[Record list]
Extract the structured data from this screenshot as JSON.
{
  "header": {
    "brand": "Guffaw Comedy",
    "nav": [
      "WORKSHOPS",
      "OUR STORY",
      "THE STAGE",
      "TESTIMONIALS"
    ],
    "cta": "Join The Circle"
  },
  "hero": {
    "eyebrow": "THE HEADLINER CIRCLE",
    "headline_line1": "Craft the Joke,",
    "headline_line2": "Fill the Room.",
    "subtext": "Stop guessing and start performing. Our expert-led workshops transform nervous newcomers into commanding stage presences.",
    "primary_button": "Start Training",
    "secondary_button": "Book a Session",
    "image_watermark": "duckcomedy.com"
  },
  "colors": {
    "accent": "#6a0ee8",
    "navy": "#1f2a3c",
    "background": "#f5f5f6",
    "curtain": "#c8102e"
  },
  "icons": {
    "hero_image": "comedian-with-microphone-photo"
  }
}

[What the task asks] Reproduce each line verbatim.

[Exercise answer]
Extract the structured data from this screenshot as JSON.
{
  "header": {
    "brand": "Guffaw Comedy",
    "nav": [
      "WORKSHOPS",
      "OUR STORY",
      "THE STAGE",
      "TESTIMONIALS"
    ],
    "cta": "Join The Circle"
  },
  "hero": {
    "eyebrow": "THE HEADLINER CIRCLE",
    "headline_line1": "Craft the Joke,",
    "headline_line2": "Fill the Room.",
    "subtext": "Stop guessing and start performing. Our expert-led workshops transform nervous newcomers into commanding stage presences.",
    "primary_button": "Start Training",
    "secondary_button": "Book a Session",
    "image_watermark": "duckcomedy.com"
  },
  "colors": {
    "accent": "#6a0ee8",
    "navy": "#1f2a3c",
    "background": "#f5f5f6",
    "curtain": "#c8102e"
  },
  "icons": {
    "hero_image": "comedian-with-microphone-photo"
  }
}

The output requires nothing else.